WORK REQUIRED
Type out all the records word for word. Any pictures are to be left out.

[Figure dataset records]
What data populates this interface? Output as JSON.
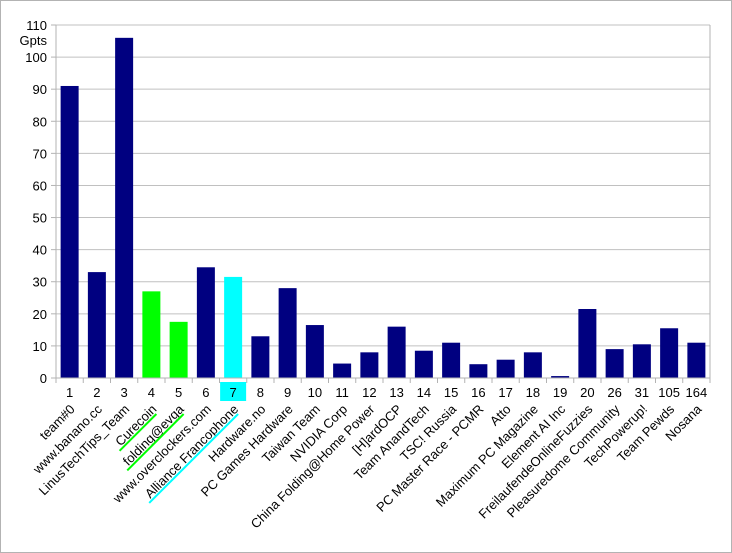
{
  "chart_data": {
    "type": "bar",
    "unit": "Gpts",
    "title": "",
    "xlabel": "",
    "ylabel": "Gpts",
    "ylim": [
      0,
      110
    ],
    "yticks": [
      0,
      10,
      20,
      30,
      40,
      50,
      60,
      70,
      80,
      90,
      100,
      110
    ],
    "grid": true,
    "legend": "none",
    "colors": {
      "navy": "#000080",
      "green": "#00ff00",
      "cyan": "#00ffff",
      "grid": "#c0c0c0",
      "axis": "#b3b3b3"
    },
    "highlight_rank": "7",
    "categories": [
      {
        "rank": "1",
        "name": "team#0",
        "value": 91,
        "color": "navy"
      },
      {
        "rank": "2",
        "name": "www.banano.cc",
        "value": 33,
        "color": "navy"
      },
      {
        "rank": "3",
        "name": "LinusTechTips_Team",
        "value": 106,
        "color": "navy"
      },
      {
        "rank": "4",
        "name": "Curecoin",
        "value": 27,
        "color": "green",
        "underline": "green"
      },
      {
        "rank": "5",
        "name": "folding@evga",
        "value": 17.5,
        "color": "green",
        "underline": "green"
      },
      {
        "rank": "6",
        "name": "www.overclockers.com",
        "value": 34.5,
        "color": "navy"
      },
      {
        "rank": "7",
        "name": "Alliance Francophone",
        "value": 31.5,
        "color": "cyan",
        "underline": "cyan"
      },
      {
        "rank": "8",
        "name": "Hardware.no",
        "value": 13,
        "color": "navy"
      },
      {
        "rank": "9",
        "name": "PC Games Hardware",
        "value": 28,
        "color": "navy"
      },
      {
        "rank": "10",
        "name": "Taiwan Team",
        "value": 16.5,
        "color": "navy"
      },
      {
        "rank": "11",
        "name": "NVIDIA Corp",
        "value": 4.5,
        "color": "navy"
      },
      {
        "rank": "12",
        "name": "China Folding@Home Power",
        "value": 8,
        "color": "navy"
      },
      {
        "rank": "13",
        "name": "[H]ardOCP",
        "value": 16,
        "color": "navy"
      },
      {
        "rank": "14",
        "name": "Team AnandTech",
        "value": 8.5,
        "color": "navy"
      },
      {
        "rank": "15",
        "name": "TSC! Russia",
        "value": 11,
        "color": "navy"
      },
      {
        "rank": "16",
        "name": "PC Master Race - PCMR",
        "value": 4.3,
        "color": "navy"
      },
      {
        "rank": "17",
        "name": "Atto",
        "value": 5.7,
        "color": "navy"
      },
      {
        "rank": "18",
        "name": "Maximum PC Magazine",
        "value": 8,
        "color": "navy"
      },
      {
        "rank": "19",
        "name": "Element AI Inc",
        "value": 0.6,
        "color": "navy"
      },
      {
        "rank": "20",
        "name": "FreilaufendeOnlineFuzzies",
        "value": 21.5,
        "color": "navy"
      },
      {
        "rank": "26",
        "name": "Pleasuredome Community",
        "value": 9,
        "color": "navy"
      },
      {
        "rank": "31",
        "name": "TechPowerup!",
        "value": 10.5,
        "color": "navy"
      },
      {
        "rank": "105",
        "name": "Team Pewds",
        "value": 15.5,
        "color": "navy"
      },
      {
        "rank": "164",
        "name": "Nosana",
        "value": 11,
        "color": "navy"
      }
    ]
  }
}
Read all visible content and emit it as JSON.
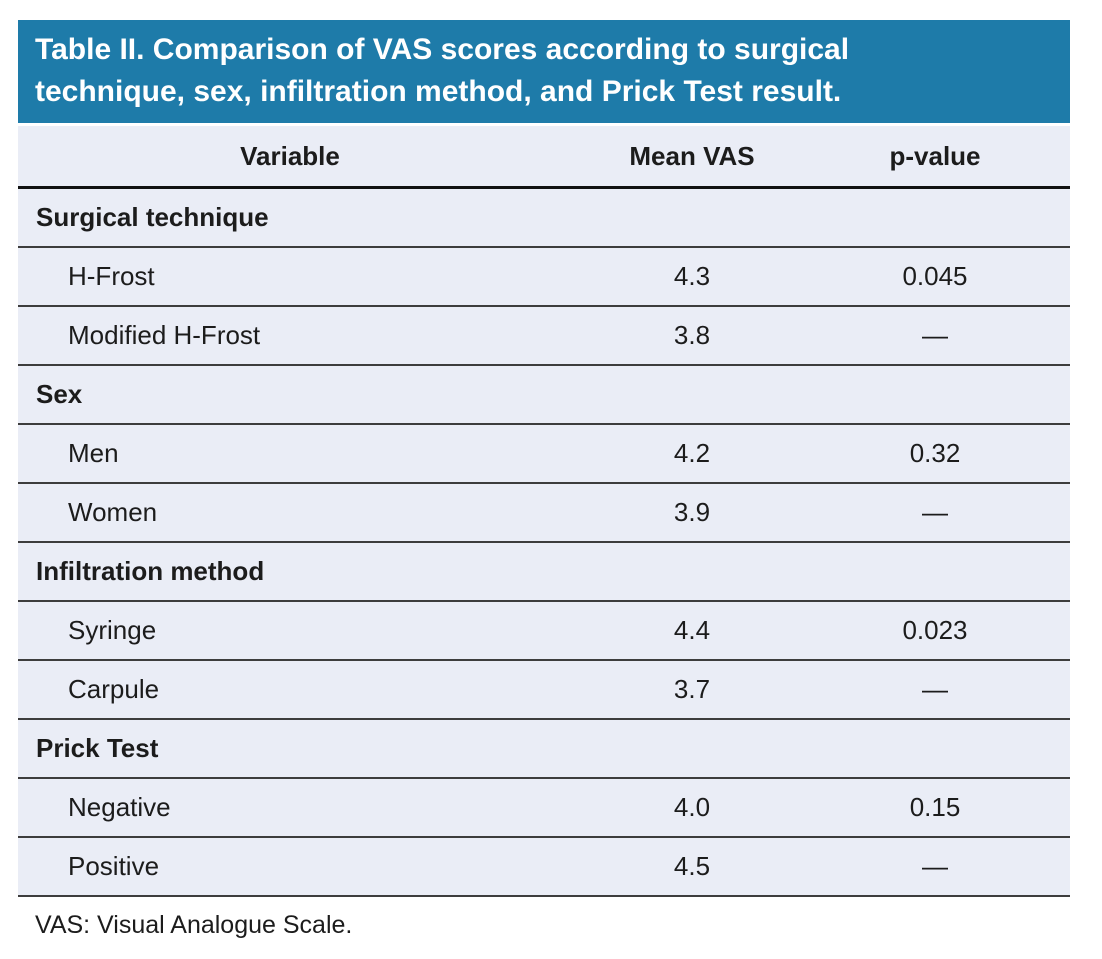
{
  "title": "Table II. Comparison of VAS scores according to surgical technique, sex, infiltration method, and Prick Test result.",
  "title_lines": [
    "Table II. Comparison of VAS scores according to surgical",
    "technique, sex, infiltration method, and Prick Test result."
  ],
  "columns": [
    "Variable",
    "Mean VAS",
    "p-value"
  ],
  "sections": [
    {
      "label": "Surgical technique",
      "rows": [
        {
          "variable": "H-Frost",
          "mean_vas": "4.3",
          "p_value": "0.045"
        },
        {
          "variable": "Modified H-Frost",
          "mean_vas": "3.8",
          "p_value": "—"
        }
      ]
    },
    {
      "label": "Sex",
      "rows": [
        {
          "variable": "Men",
          "mean_vas": "4.2",
          "p_value": "0.32"
        },
        {
          "variable": "Women",
          "mean_vas": "3.9",
          "p_value": "—"
        }
      ]
    },
    {
      "label": "Infiltration method",
      "rows": [
        {
          "variable": "Syringe",
          "mean_vas": "4.4",
          "p_value": "0.023"
        },
        {
          "variable": "Carpule",
          "mean_vas": "3.7",
          "p_value": "—"
        }
      ]
    },
    {
      "label": "Prick Test",
      "rows": [
        {
          "variable": "Negative",
          "mean_vas": "4.0",
          "p_value": "0.15"
        },
        {
          "variable": "Positive",
          "mean_vas": "4.5",
          "p_value": "—"
        }
      ]
    }
  ],
  "footnote": "VAS: Visual Analogue Scale.",
  "colors": {
    "banner_bg": "#1e7ba9",
    "banner_text": "#ffffff",
    "row_bg": "#eaedf6",
    "line": "#3d3d3d",
    "header_underline": "#111111",
    "text": "#1c1c1c"
  },
  "chart_data": {
    "type": "table",
    "title": "Table II. Comparison of VAS scores according to surgical technique, sex, infiltration method, and Prick Test result.",
    "columns": [
      "Variable",
      "Mean VAS",
      "p-value"
    ],
    "rows": [
      [
        "Surgical technique",
        "",
        ""
      ],
      [
        "H-Frost",
        "4.3",
        "0.045"
      ],
      [
        "Modified H-Frost",
        "3.8",
        "—"
      ],
      [
        "Sex",
        "",
        ""
      ],
      [
        "Men",
        "4.2",
        "0.32"
      ],
      [
        "Women",
        "3.9",
        "—"
      ],
      [
        "Infiltration method",
        "",
        ""
      ],
      [
        "Syringe",
        "4.4",
        "0.023"
      ],
      [
        "Carpule",
        "3.7",
        "—"
      ],
      [
        "Prick Test",
        "",
        ""
      ],
      [
        "Negative",
        "4.0",
        "0.15"
      ],
      [
        "Positive",
        "4.5",
        "—"
      ]
    ],
    "footnote": "VAS: Visual Analogue Scale."
  }
}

TASK OUTPUT
What data populates this interface? Output as JSON.
{
  "chart_data": {
    "type": "bar",
    "unit": "Gpts",
    "title": "",
    "xlabel": "",
    "ylabel": "Gpts",
    "ylim": [
      0,
      110
    ],
    "yticks": [
      0,
      10,
      20,
      30,
      40,
      50,
      60,
      70,
      80,
      90,
      100,
      110
    ],
    "grid": true,
    "legend": "none",
    "colors": {
      "navy": "#000080",
      "green": "#00ff00",
      "cyan": "#00ffff",
      "grid": "#c0c0c0",
      "axis": "#b3b3b3"
    },
    "highlight_rank": "7",
    "categories": [
      {
        "rank": "1",
        "name": "team#0",
        "value": 91,
        "color": "navy"
      },
      {
        "rank": "2",
        "name": "www.banano.cc",
        "value": 33,
        "color": "navy"
      },
      {
        "rank": "3",
        "name": "LinusTechTips_Team",
        "value": 106,
        "color": "navy"
      },
      {
        "rank": "4",
        "name": "Curecoin",
        "value": 27,
        "color": "green",
        "underline": "green"
      },
      {
        "rank": "5",
        "name": "folding@evga",
        "value": 17.5,
        "color": "green",
        "underline": "green"
      },
      {
        "rank": "6",
        "name": "www.overclockers.com",
        "value": 34.5,
        "color": "navy"
      },
      {
        "rank": "7",
        "name": "Alliance Francophone",
        "value": 31.5,
        "color": "cyan",
        "underline": "cyan"
      },
      {
        "rank": "8",
        "name": "Hardware.no",
        "value": 13,
        "color": "navy"
      },
      {
        "rank": "9",
        "name": "PC Games Hardware",
        "value": 28,
        "color": "navy"
      },
      {
        "rank": "10",
        "name": "Taiwan Team",
        "value": 16.5,
        "color": "navy"
      },
      {
        "rank": "11",
        "name": "NVIDIA Corp",
        "value": 4.5,
        "color": "navy"
      },
      {
        "rank": "12",
        "name": "China Folding@Home Power",
        "value": 8,
        "color": "navy"
      },
      {
        "rank": "13",
        "name": "[H]ardOCP",
        "value": 16,
        "color": "navy"
      },
      {
        "rank": "14",
        "name": "Team AnandTech",
        "value": 8.5,
        "color": "navy"
      },
      {
        "rank": "15",
        "name": "TSC! Russia",
        "value": 11,
        "color": "navy"
      },
      {
        "rank": "16",
        "name": "PC Master Race - PCMR",
        "value": 4.3,
        "color": "navy"
      },
      {
        "rank": "17",
        "name": "Atto",
        "value": 5.7,
        "color": "navy"
      },
      {
        "rank": "18",
        "name": "Maximum PC Magazine",
        "value": 8,
        "color": "navy"
      },
      {
        "rank": "19",
        "name": "Element AI Inc",
        "value": 0.6,
        "color": "navy"
      },
      {
        "rank": "20",
        "name": "FreilaufendeOnlineFuzzies",
        "value": 21.5,
        "color": "navy"
      },
      {
        "rank": "26",
        "name": "Pleasuredome Community",
        "value": 9,
        "color": "navy"
      },
      {
        "rank": "31",
        "name": "TechPowerup!",
        "value": 10.5,
        "color": "navy"
      },
      {
        "rank": "105",
        "name": "Team Pewds",
        "value": 15.5,
        "color": "navy"
      },
      {
        "rank": "164",
        "name": "Nosana",
        "value": 11,
        "color": "navy"
      }
    ]
  }
}
Read all visible content and emit it as JSON.
{
  "title": "Table II. Comparison of VAS scores according to surgical technique, sex, infiltration method, and Prick Test result.",
  "title_lines": [
    "Table II. Comparison of VAS scores according to surgical",
    "technique, sex, infiltration method, and Prick Test result."
  ],
  "columns": [
    "Variable",
    "Mean VAS",
    "p-value"
  ],
  "sections": [
    {
      "label": "Surgical technique",
      "rows": [
        {
          "variable": "H-Frost",
          "mean_vas": "4.3",
          "p_value": "0.045"
        },
        {
          "variable": "Modified H-Frost",
          "mean_vas": "3.8",
          "p_value": "—"
        }
      ]
    },
    {
      "label": "Sex",
      "rows": [
        {
          "variable": "Men",
          "mean_vas": "4.2",
          "p_value": "0.32"
        },
        {
          "variable": "Women",
          "mean_vas": "3.9",
          "p_value": "—"
        }
      ]
    },
    {
      "label": "Infiltration method",
      "rows": [
        {
          "variable": "Syringe",
          "mean_vas": "4.4",
          "p_value": "0.023"
        },
        {
          "variable": "Carpule",
          "mean_vas": "3.7",
          "p_value": "—"
        }
      ]
    },
    {
      "label": "Prick Test",
      "rows": [
        {
          "variable": "Negative",
          "mean_vas": "4.0",
          "p_value": "0.15"
        },
        {
          "variable": "Positive",
          "mean_vas": "4.5",
          "p_value": "—"
        }
      ]
    }
  ],
  "footnote": "VAS: Visual Analogue Scale.",
  "colors": {
    "banner_bg": "#1e7ba9",
    "banner_text": "#ffffff",
    "row_bg": "#eaedf6",
    "line": "#3d3d3d",
    "header_underline": "#111111",
    "text": "#1c1c1c"
  },
  "chart_data": {
    "type": "table",
    "title": "Table II. Comparison of VAS scores according to surgical technique, sex, infiltration method, and Prick Test result.",
    "columns": [
      "Variable",
      "Mean VAS",
      "p-value"
    ],
    "rows": [
      [
        "Surgical technique",
        "",
        ""
      ],
      [
        "H-Frost",
        "4.3",
        "0.045"
      ],
      [
        "Modified H-Frost",
        "3.8",
        "—"
      ],
      [
        "Sex",
        "",
        ""
      ],
      [
        "Men",
        "4.2",
        "0.32"
      ],
      [
        "Women",
        "3.9",
        "—"
      ],
      [
        "Infiltration method",
        "",
        ""
      ],
      [
        "Syringe",
        "4.4",
        "0.023"
      ],
      [
        "Carpule",
        "3.7",
        "—"
      ],
      [
        "Prick Test",
        "",
        ""
      ],
      [
        "Negative",
        "4.0",
        "0.15"
      ],
      [
        "Positive",
        "4.5",
        "—"
      ]
    ],
    "footnote": "VAS: Visual Analogue Scale."
  }
}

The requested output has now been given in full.